(Directions for this task) Scan the lines below for the word "Aharonian". Copy each line you find it in.

(Material provided)
◆ ◆ ◆

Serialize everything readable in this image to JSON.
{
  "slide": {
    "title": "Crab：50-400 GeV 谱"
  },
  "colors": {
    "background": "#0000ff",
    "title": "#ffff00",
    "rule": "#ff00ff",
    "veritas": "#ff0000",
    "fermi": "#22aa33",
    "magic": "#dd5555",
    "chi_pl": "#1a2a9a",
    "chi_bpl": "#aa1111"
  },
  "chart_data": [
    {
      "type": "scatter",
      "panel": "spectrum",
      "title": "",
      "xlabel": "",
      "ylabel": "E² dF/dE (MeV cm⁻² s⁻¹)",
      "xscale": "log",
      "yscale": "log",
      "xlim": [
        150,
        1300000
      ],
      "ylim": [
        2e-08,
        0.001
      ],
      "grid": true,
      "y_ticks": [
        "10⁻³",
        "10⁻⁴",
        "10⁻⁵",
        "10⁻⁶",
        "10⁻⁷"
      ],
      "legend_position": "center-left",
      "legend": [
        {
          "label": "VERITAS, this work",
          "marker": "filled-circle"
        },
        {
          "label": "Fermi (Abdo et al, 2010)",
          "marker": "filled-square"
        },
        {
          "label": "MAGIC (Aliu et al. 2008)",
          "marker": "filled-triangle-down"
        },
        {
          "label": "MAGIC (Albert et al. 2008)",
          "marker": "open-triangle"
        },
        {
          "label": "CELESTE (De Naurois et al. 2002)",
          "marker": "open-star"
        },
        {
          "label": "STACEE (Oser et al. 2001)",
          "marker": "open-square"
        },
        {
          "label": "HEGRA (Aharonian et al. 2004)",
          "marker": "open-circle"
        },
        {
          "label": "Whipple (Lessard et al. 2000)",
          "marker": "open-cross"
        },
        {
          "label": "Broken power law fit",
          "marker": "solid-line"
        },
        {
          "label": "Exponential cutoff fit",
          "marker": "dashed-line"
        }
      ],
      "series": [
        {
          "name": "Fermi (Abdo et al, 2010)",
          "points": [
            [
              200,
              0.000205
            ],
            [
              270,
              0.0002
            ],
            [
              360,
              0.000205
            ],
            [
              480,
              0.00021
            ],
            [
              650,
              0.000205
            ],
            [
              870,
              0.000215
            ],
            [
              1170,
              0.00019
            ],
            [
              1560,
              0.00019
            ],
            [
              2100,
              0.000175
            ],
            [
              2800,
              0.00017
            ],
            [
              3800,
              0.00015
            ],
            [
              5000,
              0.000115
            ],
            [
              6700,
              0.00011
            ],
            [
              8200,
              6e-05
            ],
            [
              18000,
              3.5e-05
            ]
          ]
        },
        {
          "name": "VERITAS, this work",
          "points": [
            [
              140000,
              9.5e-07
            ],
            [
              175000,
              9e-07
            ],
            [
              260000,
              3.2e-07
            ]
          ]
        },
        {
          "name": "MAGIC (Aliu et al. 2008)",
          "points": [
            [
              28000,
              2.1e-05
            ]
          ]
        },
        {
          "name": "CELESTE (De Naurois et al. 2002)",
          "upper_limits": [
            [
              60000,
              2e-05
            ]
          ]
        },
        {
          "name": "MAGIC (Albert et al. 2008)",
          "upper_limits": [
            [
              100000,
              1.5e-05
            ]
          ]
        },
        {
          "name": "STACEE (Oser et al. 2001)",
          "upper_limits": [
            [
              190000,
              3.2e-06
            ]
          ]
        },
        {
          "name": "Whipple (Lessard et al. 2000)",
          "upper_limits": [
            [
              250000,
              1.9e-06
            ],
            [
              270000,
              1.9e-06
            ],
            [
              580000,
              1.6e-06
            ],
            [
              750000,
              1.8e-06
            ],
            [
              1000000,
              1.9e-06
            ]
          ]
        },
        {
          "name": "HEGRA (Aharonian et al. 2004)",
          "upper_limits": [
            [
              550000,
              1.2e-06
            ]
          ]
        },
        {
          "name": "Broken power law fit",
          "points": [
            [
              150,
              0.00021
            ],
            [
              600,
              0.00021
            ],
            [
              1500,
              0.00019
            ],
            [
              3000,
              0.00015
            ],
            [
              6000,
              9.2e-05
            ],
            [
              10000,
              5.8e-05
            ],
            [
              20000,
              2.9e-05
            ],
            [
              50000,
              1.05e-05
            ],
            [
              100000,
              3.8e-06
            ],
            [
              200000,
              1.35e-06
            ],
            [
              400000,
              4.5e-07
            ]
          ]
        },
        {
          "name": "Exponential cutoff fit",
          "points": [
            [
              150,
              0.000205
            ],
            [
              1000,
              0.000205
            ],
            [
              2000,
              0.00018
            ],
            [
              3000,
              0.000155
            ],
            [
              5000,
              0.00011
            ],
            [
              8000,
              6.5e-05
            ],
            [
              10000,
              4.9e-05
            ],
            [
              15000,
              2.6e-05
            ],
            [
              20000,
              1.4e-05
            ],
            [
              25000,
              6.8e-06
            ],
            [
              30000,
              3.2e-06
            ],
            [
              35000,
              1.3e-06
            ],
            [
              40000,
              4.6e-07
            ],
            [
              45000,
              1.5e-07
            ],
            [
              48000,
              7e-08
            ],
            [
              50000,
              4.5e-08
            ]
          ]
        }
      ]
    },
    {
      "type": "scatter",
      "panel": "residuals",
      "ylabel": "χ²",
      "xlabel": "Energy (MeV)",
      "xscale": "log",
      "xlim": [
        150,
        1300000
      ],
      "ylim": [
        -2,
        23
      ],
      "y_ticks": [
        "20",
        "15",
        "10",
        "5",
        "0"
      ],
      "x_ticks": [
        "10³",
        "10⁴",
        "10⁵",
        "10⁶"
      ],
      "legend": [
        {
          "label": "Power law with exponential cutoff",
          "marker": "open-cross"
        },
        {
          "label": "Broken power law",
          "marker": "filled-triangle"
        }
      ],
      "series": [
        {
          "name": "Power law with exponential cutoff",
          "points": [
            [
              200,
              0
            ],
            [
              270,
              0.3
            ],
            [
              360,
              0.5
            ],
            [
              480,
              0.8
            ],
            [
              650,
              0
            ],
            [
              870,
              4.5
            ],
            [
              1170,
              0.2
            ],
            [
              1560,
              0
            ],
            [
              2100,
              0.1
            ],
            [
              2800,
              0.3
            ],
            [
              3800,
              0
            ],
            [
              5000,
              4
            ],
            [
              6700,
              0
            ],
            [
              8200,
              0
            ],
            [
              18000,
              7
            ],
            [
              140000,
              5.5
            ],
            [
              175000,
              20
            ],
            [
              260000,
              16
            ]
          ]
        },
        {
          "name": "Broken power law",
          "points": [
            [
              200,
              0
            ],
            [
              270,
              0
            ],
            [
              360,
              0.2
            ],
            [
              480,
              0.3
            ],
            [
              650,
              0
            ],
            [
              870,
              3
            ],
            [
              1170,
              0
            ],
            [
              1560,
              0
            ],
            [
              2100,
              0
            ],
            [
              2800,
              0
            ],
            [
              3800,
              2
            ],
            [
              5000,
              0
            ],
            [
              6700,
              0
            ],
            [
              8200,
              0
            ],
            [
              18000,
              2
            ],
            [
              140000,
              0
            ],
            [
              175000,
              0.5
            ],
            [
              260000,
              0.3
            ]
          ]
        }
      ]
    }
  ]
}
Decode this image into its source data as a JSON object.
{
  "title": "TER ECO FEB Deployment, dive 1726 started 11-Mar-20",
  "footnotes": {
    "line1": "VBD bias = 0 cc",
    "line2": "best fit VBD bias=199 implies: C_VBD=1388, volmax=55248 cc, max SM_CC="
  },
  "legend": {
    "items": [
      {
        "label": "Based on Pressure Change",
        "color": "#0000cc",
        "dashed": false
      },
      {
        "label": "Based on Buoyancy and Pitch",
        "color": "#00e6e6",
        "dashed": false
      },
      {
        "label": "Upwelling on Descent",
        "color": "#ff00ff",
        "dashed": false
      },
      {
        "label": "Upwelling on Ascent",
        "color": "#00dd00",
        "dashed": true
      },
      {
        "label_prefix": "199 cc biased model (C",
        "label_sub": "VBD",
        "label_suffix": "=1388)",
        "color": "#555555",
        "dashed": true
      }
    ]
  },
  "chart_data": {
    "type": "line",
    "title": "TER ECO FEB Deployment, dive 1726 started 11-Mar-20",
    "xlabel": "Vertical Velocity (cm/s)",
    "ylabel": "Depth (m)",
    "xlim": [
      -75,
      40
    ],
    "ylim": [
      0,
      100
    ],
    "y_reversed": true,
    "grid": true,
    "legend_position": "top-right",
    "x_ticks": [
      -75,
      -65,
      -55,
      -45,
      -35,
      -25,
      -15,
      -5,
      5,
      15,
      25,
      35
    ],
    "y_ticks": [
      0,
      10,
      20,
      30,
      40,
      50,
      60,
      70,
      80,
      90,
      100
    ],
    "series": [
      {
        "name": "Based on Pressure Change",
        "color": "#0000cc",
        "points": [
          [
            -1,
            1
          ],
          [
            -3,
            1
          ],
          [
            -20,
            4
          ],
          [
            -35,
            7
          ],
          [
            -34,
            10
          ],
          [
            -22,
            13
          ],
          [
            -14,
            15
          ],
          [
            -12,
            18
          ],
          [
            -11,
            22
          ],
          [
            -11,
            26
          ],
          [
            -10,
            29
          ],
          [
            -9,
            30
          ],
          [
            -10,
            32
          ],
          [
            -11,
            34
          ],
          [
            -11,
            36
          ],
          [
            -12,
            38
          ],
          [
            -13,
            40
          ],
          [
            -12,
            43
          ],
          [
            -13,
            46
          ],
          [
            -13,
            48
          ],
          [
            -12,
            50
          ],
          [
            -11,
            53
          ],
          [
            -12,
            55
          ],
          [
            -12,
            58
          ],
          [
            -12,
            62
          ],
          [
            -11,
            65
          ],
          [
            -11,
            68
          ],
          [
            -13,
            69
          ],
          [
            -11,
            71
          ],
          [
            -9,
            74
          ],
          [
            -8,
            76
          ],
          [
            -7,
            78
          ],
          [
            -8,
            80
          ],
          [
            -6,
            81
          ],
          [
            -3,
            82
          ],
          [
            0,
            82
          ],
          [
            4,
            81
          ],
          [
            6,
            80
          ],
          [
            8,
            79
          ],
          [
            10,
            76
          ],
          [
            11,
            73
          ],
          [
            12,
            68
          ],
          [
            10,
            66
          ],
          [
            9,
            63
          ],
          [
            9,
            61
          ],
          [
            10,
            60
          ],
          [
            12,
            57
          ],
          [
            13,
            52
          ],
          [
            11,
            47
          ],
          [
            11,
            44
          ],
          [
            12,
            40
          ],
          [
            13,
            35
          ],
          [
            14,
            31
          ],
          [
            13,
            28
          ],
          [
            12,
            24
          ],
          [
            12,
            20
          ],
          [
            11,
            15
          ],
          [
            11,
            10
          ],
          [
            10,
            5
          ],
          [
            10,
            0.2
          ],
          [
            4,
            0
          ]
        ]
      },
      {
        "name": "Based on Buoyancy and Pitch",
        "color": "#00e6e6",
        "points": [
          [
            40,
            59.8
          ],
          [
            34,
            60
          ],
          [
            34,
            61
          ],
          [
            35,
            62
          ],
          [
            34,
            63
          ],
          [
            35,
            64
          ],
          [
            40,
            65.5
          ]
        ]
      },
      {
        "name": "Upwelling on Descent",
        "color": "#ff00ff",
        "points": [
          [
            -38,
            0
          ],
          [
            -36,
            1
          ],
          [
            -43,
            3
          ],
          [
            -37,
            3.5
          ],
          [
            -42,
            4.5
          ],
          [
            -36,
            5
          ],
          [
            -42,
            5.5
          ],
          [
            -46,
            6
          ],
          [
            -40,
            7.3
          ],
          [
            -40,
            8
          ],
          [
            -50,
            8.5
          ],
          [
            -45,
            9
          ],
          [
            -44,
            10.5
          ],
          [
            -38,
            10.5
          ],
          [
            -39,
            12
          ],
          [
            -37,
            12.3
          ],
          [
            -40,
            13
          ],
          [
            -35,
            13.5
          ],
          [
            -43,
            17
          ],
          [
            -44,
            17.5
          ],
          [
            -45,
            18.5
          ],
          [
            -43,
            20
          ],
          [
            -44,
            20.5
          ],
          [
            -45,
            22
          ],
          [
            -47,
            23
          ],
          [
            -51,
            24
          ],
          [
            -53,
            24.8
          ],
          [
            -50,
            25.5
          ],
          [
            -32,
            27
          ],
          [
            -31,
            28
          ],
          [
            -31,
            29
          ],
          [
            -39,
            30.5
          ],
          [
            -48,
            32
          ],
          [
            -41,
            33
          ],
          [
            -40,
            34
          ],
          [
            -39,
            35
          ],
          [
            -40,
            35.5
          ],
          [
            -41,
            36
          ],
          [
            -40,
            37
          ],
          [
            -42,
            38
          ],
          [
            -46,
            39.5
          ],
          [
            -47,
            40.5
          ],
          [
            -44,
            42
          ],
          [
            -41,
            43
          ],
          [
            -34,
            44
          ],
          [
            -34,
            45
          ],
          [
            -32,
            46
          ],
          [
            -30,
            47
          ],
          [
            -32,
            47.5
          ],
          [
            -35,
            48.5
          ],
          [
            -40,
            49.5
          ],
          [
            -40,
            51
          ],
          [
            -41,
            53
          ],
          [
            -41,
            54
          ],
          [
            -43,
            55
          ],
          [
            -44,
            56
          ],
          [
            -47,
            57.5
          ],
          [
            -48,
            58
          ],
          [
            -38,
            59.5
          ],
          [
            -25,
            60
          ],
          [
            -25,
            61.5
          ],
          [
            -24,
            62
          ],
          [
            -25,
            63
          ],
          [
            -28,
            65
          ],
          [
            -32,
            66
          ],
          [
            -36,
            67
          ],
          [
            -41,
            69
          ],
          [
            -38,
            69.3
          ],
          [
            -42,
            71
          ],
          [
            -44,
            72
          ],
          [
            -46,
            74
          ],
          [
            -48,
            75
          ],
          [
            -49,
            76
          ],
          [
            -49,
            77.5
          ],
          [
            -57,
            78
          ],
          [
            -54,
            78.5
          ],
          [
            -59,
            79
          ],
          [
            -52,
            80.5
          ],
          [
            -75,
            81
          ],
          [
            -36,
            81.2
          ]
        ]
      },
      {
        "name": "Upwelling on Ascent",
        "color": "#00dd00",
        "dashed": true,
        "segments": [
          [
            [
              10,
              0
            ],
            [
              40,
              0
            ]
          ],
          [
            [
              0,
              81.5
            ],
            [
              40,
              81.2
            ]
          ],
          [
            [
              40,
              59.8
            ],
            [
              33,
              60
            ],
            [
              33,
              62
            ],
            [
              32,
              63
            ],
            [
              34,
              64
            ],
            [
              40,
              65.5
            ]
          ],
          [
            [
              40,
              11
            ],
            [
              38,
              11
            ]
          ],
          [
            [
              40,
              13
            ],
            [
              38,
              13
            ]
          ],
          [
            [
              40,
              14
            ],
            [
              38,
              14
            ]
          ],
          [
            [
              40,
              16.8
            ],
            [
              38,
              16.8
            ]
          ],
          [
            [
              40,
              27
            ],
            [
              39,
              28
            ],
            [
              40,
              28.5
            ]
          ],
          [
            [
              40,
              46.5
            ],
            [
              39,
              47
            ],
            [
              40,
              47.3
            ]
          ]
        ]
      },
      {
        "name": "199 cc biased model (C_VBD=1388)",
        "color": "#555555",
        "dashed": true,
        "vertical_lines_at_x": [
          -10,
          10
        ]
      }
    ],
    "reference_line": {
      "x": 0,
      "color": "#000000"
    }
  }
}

◆ ◆ ◆

(Written solution)
          "label": "HEGRA (Aharonian et al. 2004)",
          "name": "HEGRA (Aharonian et al. 2004)",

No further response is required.